Go through the entries and say how many lines contain the string "grid". The number is the whole answer.

* START *

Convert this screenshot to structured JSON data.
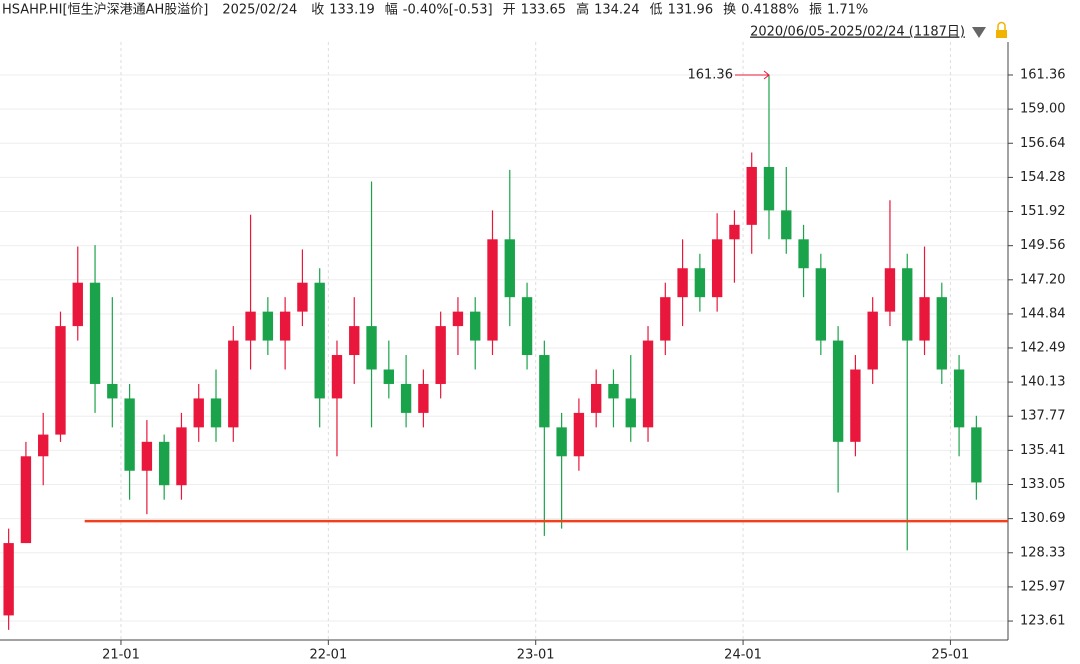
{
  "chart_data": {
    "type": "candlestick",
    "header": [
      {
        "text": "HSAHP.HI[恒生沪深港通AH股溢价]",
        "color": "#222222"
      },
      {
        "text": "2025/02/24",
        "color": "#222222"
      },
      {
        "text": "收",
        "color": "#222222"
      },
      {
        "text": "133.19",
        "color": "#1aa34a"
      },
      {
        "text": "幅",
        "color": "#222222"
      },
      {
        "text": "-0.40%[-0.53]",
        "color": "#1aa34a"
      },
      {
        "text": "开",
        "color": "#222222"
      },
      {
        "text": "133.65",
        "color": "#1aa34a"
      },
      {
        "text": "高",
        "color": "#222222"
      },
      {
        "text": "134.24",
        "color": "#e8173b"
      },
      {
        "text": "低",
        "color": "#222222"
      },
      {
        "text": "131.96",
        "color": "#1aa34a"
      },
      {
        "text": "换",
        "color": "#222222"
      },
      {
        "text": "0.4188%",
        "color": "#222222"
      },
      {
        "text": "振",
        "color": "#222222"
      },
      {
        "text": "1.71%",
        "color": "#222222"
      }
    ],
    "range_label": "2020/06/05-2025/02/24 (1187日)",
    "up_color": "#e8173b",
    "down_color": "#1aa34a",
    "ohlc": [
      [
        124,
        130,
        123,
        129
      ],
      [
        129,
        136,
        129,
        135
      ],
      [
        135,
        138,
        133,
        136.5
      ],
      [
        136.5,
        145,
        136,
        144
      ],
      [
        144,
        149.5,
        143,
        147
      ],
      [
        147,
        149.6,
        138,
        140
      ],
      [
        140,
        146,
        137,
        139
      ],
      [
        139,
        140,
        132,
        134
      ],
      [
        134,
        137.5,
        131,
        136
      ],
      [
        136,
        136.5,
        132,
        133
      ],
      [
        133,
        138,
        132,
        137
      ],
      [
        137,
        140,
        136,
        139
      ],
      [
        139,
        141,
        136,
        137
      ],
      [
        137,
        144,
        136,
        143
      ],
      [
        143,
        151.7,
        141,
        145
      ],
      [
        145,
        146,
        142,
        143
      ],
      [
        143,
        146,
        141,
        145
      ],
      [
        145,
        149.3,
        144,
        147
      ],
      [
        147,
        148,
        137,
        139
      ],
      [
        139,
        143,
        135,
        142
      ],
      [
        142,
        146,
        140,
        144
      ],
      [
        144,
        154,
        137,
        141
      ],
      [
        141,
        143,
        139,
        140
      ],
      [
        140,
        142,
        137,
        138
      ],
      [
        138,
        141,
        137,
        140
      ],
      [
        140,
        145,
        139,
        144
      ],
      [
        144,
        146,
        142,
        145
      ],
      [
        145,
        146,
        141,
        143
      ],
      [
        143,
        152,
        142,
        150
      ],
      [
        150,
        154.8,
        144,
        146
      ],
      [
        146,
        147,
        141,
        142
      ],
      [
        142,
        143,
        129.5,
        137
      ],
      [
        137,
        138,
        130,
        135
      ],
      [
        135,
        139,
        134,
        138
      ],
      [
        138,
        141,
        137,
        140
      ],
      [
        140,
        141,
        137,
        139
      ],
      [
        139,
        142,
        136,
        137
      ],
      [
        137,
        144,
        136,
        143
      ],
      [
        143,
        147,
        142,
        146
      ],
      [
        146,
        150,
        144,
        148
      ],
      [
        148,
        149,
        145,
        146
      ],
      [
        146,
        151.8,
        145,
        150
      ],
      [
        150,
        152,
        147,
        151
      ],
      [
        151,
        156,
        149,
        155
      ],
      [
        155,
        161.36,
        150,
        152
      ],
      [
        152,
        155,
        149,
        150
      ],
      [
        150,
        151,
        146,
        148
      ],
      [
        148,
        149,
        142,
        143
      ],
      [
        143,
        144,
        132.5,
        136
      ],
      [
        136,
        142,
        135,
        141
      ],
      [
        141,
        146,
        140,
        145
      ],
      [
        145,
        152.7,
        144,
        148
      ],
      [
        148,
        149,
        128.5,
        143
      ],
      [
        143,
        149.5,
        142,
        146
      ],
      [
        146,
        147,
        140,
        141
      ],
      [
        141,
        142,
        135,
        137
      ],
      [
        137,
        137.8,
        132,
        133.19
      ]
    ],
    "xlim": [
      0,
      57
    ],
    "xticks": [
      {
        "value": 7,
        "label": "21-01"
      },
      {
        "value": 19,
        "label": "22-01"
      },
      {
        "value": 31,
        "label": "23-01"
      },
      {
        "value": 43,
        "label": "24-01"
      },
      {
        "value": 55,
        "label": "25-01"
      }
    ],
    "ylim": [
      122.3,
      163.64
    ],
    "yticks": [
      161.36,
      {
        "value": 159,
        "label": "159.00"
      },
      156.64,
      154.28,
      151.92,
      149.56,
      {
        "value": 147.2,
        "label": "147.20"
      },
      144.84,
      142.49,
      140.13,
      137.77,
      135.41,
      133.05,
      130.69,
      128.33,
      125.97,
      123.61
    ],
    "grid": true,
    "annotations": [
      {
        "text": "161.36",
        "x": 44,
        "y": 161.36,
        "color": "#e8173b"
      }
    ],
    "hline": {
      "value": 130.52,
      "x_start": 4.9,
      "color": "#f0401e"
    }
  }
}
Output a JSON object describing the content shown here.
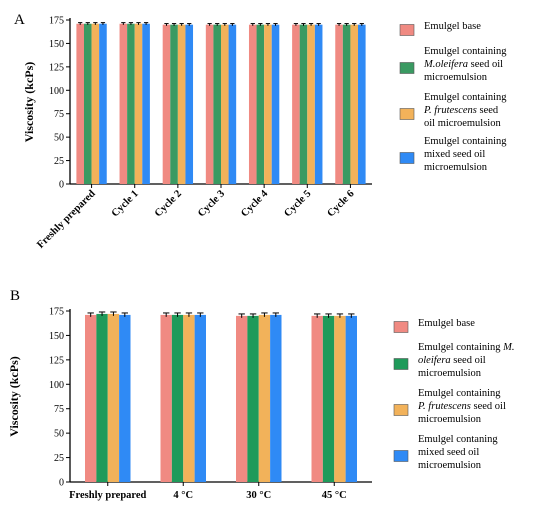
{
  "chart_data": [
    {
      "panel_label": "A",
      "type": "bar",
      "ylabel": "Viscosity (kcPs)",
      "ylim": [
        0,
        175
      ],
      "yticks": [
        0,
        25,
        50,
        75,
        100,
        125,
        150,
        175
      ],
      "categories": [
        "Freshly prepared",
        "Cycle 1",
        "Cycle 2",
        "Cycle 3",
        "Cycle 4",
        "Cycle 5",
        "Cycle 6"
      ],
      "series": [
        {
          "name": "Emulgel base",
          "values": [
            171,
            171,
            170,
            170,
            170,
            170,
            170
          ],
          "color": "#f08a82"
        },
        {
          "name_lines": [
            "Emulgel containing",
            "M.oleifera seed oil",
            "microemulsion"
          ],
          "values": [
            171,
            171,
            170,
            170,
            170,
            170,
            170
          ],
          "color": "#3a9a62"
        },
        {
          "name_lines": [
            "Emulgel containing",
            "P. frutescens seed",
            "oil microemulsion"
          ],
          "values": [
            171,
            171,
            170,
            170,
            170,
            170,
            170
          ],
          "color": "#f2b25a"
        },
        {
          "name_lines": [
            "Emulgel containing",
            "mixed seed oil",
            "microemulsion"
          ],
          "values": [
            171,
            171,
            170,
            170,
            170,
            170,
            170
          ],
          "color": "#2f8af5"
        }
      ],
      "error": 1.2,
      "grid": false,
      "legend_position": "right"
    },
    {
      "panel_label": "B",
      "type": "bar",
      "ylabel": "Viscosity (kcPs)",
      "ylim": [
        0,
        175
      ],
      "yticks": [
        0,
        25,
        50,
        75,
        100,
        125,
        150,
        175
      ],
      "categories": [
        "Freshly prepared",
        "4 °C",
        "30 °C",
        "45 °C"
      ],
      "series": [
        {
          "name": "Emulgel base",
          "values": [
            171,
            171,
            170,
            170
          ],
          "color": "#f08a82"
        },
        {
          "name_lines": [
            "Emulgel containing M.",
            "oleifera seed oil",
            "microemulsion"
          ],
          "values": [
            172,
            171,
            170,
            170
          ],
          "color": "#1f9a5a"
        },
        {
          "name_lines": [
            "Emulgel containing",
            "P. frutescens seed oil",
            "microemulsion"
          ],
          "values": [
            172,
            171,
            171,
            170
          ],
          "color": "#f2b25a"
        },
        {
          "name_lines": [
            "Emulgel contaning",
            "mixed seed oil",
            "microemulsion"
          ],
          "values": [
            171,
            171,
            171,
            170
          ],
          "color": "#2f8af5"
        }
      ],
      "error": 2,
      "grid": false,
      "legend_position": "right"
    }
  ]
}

* END *
* START *

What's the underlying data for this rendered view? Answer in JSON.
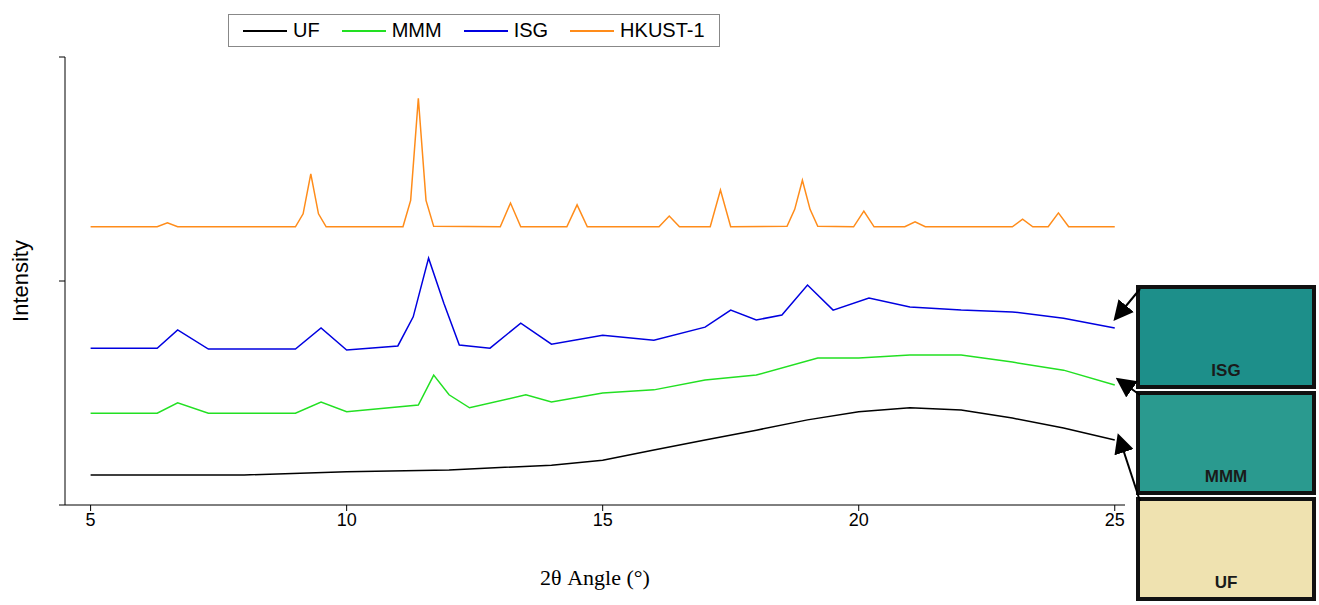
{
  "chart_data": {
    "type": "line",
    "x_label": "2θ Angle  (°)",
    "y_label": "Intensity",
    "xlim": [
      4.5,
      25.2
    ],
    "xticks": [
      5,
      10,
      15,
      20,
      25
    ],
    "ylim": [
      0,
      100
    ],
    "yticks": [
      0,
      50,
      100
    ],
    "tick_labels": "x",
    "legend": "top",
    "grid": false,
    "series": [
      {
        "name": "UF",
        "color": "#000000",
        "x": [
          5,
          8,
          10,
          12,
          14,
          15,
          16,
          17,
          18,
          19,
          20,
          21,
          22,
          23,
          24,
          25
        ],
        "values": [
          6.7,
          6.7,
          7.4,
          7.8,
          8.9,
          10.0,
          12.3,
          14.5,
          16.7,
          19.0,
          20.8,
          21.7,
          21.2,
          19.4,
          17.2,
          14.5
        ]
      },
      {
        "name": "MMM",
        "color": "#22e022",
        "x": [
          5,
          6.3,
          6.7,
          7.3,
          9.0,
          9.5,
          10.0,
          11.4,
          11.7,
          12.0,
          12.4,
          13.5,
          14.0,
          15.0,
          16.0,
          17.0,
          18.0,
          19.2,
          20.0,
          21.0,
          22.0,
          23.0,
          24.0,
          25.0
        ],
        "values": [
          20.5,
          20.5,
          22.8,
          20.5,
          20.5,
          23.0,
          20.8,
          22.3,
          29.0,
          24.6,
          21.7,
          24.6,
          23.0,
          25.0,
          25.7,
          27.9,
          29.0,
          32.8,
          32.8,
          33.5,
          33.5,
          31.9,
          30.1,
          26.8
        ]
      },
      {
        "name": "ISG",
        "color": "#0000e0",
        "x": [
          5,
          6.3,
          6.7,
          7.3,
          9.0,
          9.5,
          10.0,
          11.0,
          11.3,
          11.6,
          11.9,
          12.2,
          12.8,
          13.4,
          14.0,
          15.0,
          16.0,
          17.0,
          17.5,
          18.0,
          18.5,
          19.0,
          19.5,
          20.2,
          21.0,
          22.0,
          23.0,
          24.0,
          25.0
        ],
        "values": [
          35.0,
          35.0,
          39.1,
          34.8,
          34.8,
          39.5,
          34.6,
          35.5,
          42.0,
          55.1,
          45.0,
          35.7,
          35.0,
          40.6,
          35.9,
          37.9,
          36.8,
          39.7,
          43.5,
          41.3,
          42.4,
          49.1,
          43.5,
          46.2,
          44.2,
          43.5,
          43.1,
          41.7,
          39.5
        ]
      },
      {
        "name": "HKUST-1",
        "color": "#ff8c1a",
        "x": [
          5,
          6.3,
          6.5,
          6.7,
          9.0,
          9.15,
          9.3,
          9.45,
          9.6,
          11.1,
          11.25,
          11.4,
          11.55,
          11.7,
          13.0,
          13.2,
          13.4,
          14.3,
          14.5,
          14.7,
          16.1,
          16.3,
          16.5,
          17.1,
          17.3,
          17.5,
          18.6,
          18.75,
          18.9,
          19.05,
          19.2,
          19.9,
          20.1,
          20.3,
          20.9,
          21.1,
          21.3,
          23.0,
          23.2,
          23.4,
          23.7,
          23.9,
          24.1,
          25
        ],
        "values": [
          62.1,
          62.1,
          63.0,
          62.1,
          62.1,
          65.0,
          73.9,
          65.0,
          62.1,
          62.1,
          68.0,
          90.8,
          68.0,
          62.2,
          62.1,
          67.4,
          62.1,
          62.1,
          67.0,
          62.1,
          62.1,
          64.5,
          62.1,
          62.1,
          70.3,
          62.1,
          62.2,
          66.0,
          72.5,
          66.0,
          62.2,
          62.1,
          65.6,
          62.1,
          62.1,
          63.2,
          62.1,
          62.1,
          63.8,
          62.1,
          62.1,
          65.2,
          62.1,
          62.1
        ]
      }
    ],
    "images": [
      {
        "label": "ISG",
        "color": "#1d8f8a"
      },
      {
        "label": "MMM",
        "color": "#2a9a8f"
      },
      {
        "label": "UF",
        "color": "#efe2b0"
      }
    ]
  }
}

* END *

> _Final result_
4